> _TASK INSTRUCTIONS_
Copy out the lines of the rows below without changes, beginning with the line that contains "word-precio: precio <box>296" and continuing through the line that contains "word-puede: puede <box>355 155 380 224</box>".

(Spatial layout entries)
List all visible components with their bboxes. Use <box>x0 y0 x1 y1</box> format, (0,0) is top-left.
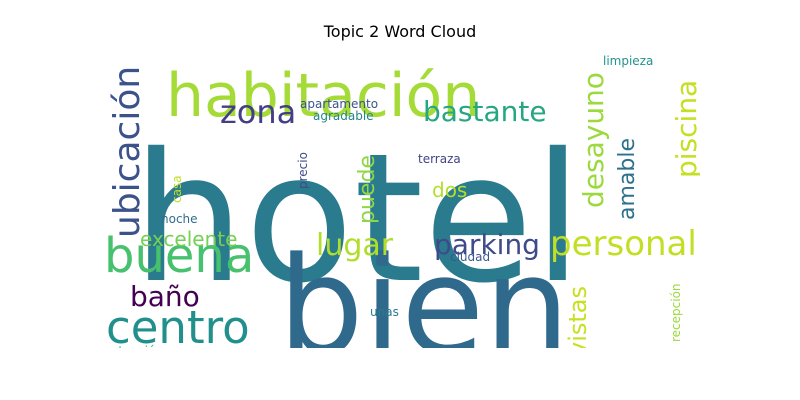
word-precio: precio <box>296 152 310 189</box>
word-noche: noche <box>161 212 198 226</box>
word-centro: centro <box>106 301 250 348</box>
word-lugar: lugar <box>316 228 394 263</box>
word-zona: zona <box>220 93 296 131</box>
word-casa: casa <box>170 175 184 203</box>
word-habitacion: habitación <box>166 61 480 131</box>
word-puede: puede <box>355 155 380 224</box>
word-terraza: terraza <box>418 152 461 166</box>
word-ubicacion: ubicación <box>107 66 148 238</box>
word-apartamento: apartamento <box>300 97 378 111</box>
word-limpieza: limpieza <box>603 54 653 68</box>
word-ciudad: ciudad <box>450 250 490 264</box>
word-bano: baño <box>130 280 200 313</box>
word-bastante: bastante <box>423 95 547 128</box>
word-hotel: hotel <box>132 115 582 322</box>
word-piscina: piscina <box>670 80 700 178</box>
word-dos: dos <box>432 178 467 202</box>
chart-title: Topic 2 Word Cloud <box>323 22 477 41</box>
word-recepcion: recepción <box>669 283 683 342</box>
word-parking: parking <box>434 228 540 261</box>
word-vistas: vistas <box>564 286 592 348</box>
word-personal: personal <box>550 224 697 264</box>
word-bien: bien <box>278 228 570 348</box>
word-unas: unas <box>370 305 399 319</box>
word-atencion: atención <box>111 344 163 348</box>
word-amable: amable <box>615 138 640 220</box>
word-agradable: agradable <box>313 109 374 123</box>
word-desayuno: desayuno <box>577 72 610 208</box>
word-excelente: excelente <box>140 227 237 251</box>
word-buena: buena <box>104 228 254 284</box>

> _CORRECT RESPONSE_
word-precio: precio <box>296 152 310 189</box>
word-noche: noche <box>161 212 198 226</box>
word-centro: centro <box>106 301 250 348</box>
word-lugar: lugar <box>316 228 394 263</box>
word-zona: zona <box>220 93 296 131</box>
word-casa: casa <box>170 175 184 203</box>
word-habitacion: habitación <box>166 61 480 131</box>
word-puede: puede <box>355 155 380 224</box>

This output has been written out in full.